_What you have to do_
Show every line that has the string "Cortex" in it.

_Stored data_
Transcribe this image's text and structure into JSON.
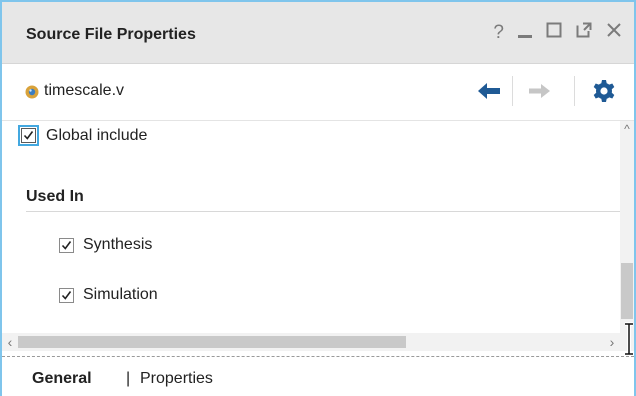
{
  "panel": {
    "title": "Source File Properties",
    "window_icons": [
      "?",
      "_",
      "☐",
      "⧉",
      "✕"
    ]
  },
  "toolbar": {
    "file_name": "timescale.v",
    "back_icon": "arrow-left-icon",
    "forward_icon": "arrow-right-icon",
    "settings_icon": "gear-icon"
  },
  "properties": {
    "global_include": {
      "label": "Global include",
      "checked": true
    },
    "used_in": {
      "heading": "Used In",
      "items": [
        {
          "label": "Synthesis",
          "checked": true
        },
        {
          "label": "Simulation",
          "checked": true
        }
      ]
    }
  },
  "tabs": {
    "items": [
      {
        "label": "General",
        "active": true
      },
      {
        "label": "Properties",
        "active": false
      }
    ],
    "separator": "|"
  },
  "colors": {
    "border": "#7fc5ec",
    "titlebar": "#e7e7e7",
    "nav_active": "#1f5a95",
    "nav_inactive": "#c6c6c6"
  }
}
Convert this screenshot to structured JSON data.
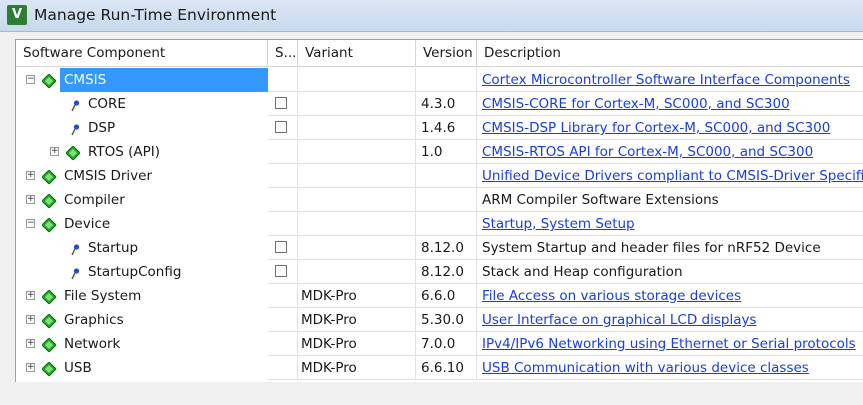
{
  "window": {
    "title": "Manage Run-Time Environment"
  },
  "columns": {
    "component": "Software Component",
    "sel": "S...",
    "variant": "Variant",
    "version": "Version",
    "description": "Description"
  },
  "rows": [
    {
      "name": "CMSIS",
      "level": 0,
      "expander": "−",
      "icon": "diamond",
      "selected": true,
      "checkbox": false,
      "variant": "",
      "version": "",
      "description": "Cortex Microcontroller Software Interface Components",
      "link": true
    },
    {
      "name": "CORE",
      "level": 1,
      "expander": "",
      "icon": "pin",
      "selected": false,
      "checkbox": true,
      "variant": "",
      "version": "4.3.0",
      "description": "CMSIS-CORE for Cortex-M, SC000, and SC300",
      "link": true
    },
    {
      "name": "DSP",
      "level": 1,
      "expander": "",
      "icon": "pin",
      "selected": false,
      "checkbox": true,
      "variant": "",
      "version": "1.4.6",
      "description": "CMSIS-DSP Library for Cortex-M, SC000, and SC300",
      "link": true
    },
    {
      "name": "RTOS (API)",
      "level": 1,
      "expander": "+",
      "icon": "diamond",
      "selected": false,
      "checkbox": false,
      "variant": "",
      "version": "1.0",
      "description": "CMSIS-RTOS API for Cortex-M, SC000, and SC300",
      "link": true
    },
    {
      "name": "CMSIS Driver",
      "level": 0,
      "expander": "+",
      "icon": "diamond",
      "selected": false,
      "checkbox": false,
      "variant": "",
      "version": "",
      "description": "Unified Device Drivers compliant to CMSIS-Driver Specific",
      "link": true
    },
    {
      "name": "Compiler",
      "level": 0,
      "expander": "+",
      "icon": "diamond",
      "selected": false,
      "checkbox": false,
      "variant": "",
      "version": "",
      "description": "ARM Compiler Software Extensions",
      "link": false
    },
    {
      "name": "Device",
      "level": 0,
      "expander": "−",
      "icon": "diamond",
      "selected": false,
      "checkbox": false,
      "variant": "",
      "version": "",
      "description": "Startup, System Setup",
      "link": true
    },
    {
      "name": "Startup",
      "level": 1,
      "expander": "",
      "icon": "pin",
      "selected": false,
      "checkbox": true,
      "variant": "",
      "version": "8.12.0",
      "description": "System Startup and header files for nRF52 Device",
      "link": false
    },
    {
      "name": "StartupConfig",
      "level": 1,
      "expander": "",
      "icon": "pin",
      "selected": false,
      "checkbox": true,
      "variant": "",
      "version": "8.12.0",
      "description": "Stack and Heap configuration",
      "link": false
    },
    {
      "name": "File System",
      "level": 0,
      "expander": "+",
      "icon": "diamond",
      "selected": false,
      "checkbox": false,
      "variant": "MDK-Pro",
      "version": "6.6.0",
      "description": "File Access on various storage devices",
      "link": true
    },
    {
      "name": "Graphics",
      "level": 0,
      "expander": "+",
      "icon": "diamond",
      "selected": false,
      "checkbox": false,
      "variant": "MDK-Pro",
      "version": "5.30.0",
      "description": "User Interface on graphical LCD displays",
      "link": true
    },
    {
      "name": "Network",
      "level": 0,
      "expander": "+",
      "icon": "diamond",
      "selected": false,
      "checkbox": false,
      "variant": "MDK-Pro",
      "version": "7.0.0",
      "description": "IPv4/IPv6 Networking using Ethernet or Serial protocols",
      "link": true
    },
    {
      "name": "USB",
      "level": 0,
      "expander": "+",
      "icon": "diamond",
      "selected": false,
      "checkbox": false,
      "variant": "MDK-Pro",
      "version": "6.6.10",
      "description": "USB Communication with various device classes",
      "link": true
    }
  ],
  "colors": {
    "selection": "#3399ff",
    "link": "#1a3fd6",
    "diamond": "#22aa22"
  }
}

_Result below_
      "description": "Cortex Microcontroller Software Interface Components",
      "description": "CMSIS-CORE for Cortex-M, SC000, and SC300",
      "description": "CMSIS-DSP Library for Cortex-M, SC000, and SC300",
      "description": "CMSIS-RTOS API for Cortex-M, SC000, and SC300",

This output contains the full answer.